(Figure record listings)
● ● ● ● ● ● ●
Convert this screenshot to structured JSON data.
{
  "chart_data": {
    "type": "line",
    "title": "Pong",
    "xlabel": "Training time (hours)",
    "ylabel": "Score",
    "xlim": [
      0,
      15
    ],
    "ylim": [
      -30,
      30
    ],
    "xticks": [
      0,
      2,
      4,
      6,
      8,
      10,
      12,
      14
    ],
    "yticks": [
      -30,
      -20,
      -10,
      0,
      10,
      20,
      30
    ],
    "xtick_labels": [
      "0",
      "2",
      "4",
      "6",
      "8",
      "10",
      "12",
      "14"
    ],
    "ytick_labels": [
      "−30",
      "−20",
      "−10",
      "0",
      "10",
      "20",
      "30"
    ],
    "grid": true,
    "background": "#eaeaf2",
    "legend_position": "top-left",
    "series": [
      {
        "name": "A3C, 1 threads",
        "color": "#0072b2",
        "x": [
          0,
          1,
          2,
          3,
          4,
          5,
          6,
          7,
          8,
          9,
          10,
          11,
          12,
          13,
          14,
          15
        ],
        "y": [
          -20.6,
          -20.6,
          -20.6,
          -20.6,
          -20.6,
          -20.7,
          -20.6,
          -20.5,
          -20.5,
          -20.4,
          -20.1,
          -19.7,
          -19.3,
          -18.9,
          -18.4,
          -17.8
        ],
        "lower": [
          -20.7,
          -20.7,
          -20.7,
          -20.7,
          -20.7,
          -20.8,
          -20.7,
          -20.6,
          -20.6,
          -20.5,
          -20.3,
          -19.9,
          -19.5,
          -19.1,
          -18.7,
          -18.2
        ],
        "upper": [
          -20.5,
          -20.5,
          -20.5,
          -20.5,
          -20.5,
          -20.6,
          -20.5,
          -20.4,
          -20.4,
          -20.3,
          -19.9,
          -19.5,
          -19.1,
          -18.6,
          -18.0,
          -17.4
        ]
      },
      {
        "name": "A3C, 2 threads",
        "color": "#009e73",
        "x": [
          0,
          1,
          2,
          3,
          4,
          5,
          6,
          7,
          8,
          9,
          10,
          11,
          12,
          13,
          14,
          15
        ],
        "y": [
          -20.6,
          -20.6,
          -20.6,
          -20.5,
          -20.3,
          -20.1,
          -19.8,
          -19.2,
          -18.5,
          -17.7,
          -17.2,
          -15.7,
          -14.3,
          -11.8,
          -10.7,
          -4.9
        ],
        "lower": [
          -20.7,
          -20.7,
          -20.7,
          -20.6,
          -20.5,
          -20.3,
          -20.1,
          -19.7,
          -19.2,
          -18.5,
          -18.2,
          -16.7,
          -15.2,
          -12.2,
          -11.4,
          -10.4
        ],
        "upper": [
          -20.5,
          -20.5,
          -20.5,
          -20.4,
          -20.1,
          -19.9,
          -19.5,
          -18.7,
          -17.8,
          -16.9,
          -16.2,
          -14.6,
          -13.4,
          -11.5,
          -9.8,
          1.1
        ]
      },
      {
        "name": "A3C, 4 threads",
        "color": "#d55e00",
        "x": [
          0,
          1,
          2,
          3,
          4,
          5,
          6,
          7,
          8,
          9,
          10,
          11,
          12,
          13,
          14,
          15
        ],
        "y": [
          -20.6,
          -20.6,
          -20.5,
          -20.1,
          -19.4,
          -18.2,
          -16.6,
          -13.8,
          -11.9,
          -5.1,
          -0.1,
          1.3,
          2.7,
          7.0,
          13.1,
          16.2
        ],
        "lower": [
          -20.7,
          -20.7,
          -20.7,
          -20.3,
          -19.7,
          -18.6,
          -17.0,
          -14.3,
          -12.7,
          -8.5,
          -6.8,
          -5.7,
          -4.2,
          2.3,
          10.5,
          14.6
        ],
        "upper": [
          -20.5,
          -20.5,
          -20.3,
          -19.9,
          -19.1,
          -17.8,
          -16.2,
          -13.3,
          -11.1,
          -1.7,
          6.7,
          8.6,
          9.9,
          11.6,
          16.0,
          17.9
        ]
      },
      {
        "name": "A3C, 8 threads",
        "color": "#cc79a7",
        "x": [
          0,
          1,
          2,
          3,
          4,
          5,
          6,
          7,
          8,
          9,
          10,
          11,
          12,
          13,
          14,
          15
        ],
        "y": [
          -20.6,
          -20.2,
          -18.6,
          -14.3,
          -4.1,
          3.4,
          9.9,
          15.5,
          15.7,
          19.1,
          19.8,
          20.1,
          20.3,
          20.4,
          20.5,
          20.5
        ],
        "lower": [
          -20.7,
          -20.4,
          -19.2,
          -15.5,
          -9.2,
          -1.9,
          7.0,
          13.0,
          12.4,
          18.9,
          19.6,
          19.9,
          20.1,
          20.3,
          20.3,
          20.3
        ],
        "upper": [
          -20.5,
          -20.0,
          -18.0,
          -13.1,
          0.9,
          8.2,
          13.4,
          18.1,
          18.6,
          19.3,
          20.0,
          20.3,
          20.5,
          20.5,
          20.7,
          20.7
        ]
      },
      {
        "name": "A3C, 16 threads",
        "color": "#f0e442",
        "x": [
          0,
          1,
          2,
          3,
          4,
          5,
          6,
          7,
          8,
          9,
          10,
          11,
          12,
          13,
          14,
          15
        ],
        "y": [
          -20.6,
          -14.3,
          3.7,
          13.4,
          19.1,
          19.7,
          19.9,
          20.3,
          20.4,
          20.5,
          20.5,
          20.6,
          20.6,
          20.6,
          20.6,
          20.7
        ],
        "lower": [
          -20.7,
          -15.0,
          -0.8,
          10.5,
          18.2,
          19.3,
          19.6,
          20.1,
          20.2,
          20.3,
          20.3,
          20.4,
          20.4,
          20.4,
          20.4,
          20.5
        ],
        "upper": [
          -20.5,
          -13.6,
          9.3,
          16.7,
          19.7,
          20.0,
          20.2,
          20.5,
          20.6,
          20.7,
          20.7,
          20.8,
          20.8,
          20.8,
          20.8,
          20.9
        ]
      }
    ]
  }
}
● ● ● ● ● ● ●
▸ **Problem requirements**:
Gather every line from the listing above in which the word "threads" appears.

▸ **Task response**:
        "name": "A3C, 1 threads",
        "name": "A3C, 2 threads",
        "name": "A3C, 4 threads",
        "name": "A3C, 8 threads",
        "name": "A3C, 16 threads",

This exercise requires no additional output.